**STATED PROBLEM:**
Scan each line of the records for the word "array" and extract the ones that have it.

(Stored records)

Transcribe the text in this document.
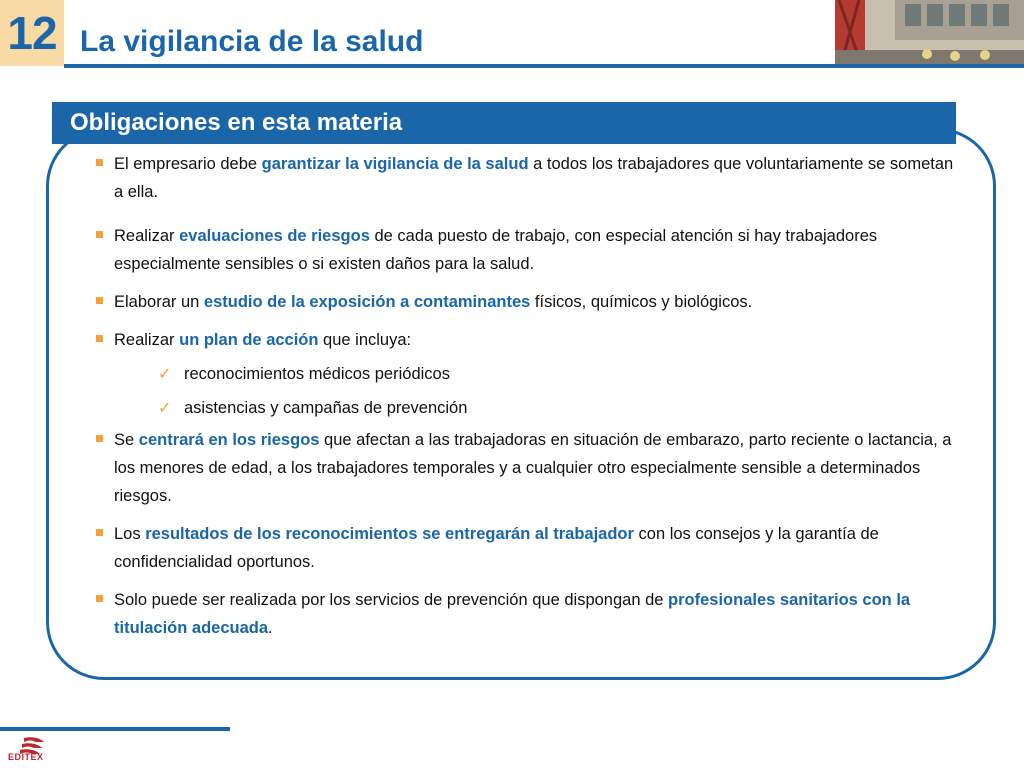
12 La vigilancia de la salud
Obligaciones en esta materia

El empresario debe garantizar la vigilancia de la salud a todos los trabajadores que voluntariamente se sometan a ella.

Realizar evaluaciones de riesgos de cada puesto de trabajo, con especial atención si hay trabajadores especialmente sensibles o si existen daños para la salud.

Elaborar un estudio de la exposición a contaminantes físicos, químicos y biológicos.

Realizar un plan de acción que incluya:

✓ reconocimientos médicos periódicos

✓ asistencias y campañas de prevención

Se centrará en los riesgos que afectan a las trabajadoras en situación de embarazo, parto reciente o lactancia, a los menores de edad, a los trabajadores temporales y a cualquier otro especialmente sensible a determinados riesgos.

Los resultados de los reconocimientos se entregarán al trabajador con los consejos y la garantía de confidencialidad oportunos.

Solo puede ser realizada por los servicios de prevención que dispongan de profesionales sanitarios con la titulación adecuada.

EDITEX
--
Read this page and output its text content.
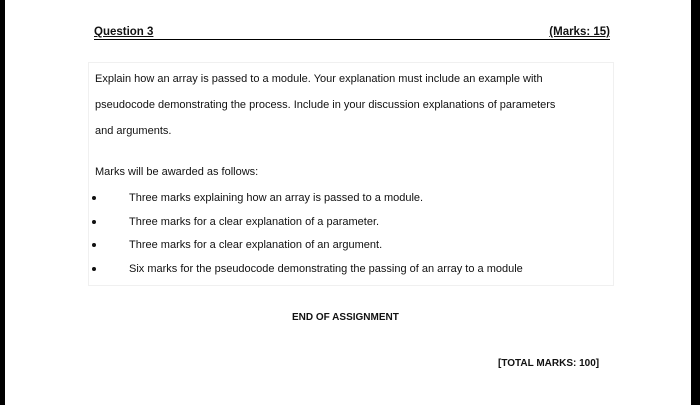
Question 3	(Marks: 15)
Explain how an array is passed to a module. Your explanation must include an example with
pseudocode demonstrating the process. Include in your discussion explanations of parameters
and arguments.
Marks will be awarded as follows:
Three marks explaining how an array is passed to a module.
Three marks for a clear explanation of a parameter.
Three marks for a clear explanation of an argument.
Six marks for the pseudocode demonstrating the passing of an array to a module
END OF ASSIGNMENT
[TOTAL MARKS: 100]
* * *
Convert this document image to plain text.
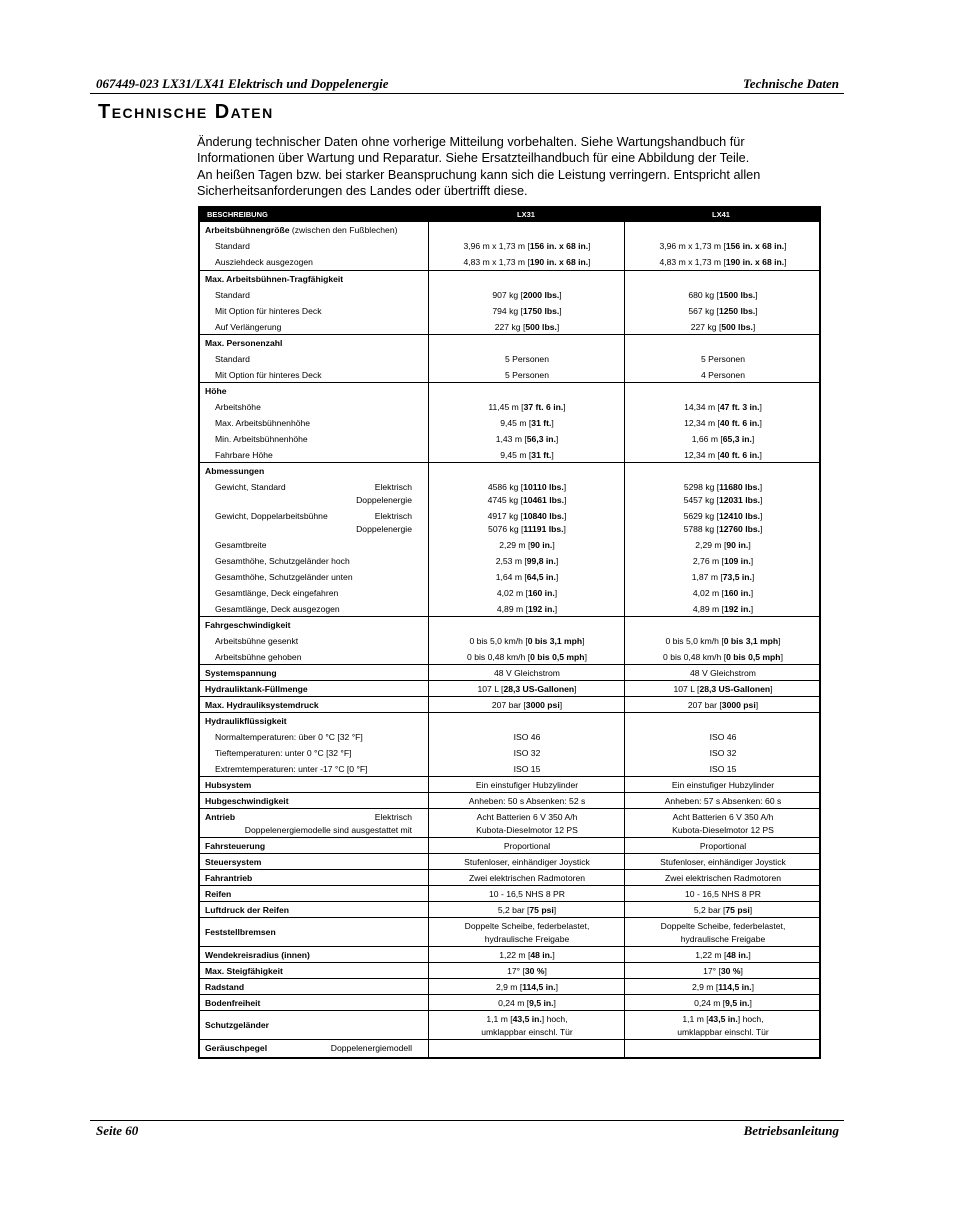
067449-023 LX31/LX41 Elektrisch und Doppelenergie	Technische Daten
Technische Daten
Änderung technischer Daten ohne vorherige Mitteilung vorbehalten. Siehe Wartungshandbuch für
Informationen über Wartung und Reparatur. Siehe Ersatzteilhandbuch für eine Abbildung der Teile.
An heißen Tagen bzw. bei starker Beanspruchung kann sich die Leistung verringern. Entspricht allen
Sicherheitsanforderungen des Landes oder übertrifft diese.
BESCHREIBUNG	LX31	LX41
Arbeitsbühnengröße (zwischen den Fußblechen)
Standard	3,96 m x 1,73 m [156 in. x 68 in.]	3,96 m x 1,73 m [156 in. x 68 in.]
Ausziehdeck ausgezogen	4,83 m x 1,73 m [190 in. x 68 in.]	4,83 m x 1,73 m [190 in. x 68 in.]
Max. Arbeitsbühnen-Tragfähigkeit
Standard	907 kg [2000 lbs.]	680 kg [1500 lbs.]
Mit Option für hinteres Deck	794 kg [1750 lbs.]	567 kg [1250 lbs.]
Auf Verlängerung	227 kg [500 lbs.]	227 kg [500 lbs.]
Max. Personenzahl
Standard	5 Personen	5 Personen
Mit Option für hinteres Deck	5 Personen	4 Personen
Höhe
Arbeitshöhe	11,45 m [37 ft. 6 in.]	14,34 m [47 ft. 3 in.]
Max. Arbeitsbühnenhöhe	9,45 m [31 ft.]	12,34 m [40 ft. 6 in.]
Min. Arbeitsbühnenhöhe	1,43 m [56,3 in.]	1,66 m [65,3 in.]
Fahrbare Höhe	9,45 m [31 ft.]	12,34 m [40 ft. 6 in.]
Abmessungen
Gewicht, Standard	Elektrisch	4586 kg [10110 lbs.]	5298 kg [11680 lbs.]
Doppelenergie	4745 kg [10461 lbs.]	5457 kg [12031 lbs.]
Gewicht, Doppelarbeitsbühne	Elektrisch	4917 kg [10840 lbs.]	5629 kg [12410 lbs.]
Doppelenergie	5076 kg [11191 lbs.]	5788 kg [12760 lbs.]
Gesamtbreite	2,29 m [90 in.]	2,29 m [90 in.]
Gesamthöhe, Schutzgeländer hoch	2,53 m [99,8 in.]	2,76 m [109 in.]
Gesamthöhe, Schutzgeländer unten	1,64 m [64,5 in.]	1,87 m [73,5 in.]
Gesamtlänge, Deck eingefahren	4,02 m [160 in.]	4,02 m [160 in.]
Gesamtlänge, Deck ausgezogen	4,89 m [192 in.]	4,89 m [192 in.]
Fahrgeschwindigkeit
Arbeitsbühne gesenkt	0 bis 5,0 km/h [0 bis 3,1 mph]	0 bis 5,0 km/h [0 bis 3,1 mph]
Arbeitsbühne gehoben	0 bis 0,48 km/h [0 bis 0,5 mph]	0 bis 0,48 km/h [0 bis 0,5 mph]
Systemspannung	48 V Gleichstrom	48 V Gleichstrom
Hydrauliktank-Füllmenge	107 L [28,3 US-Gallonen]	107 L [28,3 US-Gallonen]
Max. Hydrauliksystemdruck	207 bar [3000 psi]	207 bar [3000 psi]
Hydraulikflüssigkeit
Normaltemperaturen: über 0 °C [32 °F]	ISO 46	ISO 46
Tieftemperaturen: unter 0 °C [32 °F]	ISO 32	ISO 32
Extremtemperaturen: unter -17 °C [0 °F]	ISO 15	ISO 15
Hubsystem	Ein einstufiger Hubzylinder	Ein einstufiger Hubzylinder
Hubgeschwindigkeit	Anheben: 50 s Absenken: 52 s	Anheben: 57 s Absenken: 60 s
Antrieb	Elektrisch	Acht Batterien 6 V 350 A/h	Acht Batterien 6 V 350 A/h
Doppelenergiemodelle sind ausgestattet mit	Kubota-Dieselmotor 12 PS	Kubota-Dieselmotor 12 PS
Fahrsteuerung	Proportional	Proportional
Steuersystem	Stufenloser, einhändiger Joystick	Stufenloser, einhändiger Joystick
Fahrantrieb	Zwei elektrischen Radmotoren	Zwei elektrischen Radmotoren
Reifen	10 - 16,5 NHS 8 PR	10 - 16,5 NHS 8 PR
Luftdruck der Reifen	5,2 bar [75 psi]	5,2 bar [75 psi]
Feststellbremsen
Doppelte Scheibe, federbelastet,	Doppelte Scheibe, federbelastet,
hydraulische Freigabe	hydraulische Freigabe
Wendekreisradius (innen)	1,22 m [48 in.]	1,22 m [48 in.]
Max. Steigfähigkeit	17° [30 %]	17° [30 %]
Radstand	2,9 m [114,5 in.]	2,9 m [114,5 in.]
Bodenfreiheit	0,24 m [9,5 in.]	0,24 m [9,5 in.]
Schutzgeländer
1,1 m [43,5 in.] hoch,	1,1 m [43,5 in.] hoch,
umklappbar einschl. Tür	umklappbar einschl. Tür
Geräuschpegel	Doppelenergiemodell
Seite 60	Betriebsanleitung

**REPLY TO THE TASK:**
Explain how an array is passed to a module. Your explanation must include an example with
Three marks explaining how an array is passed to a module.
Six marks for the pseudocode demonstrating the passing of an array to a module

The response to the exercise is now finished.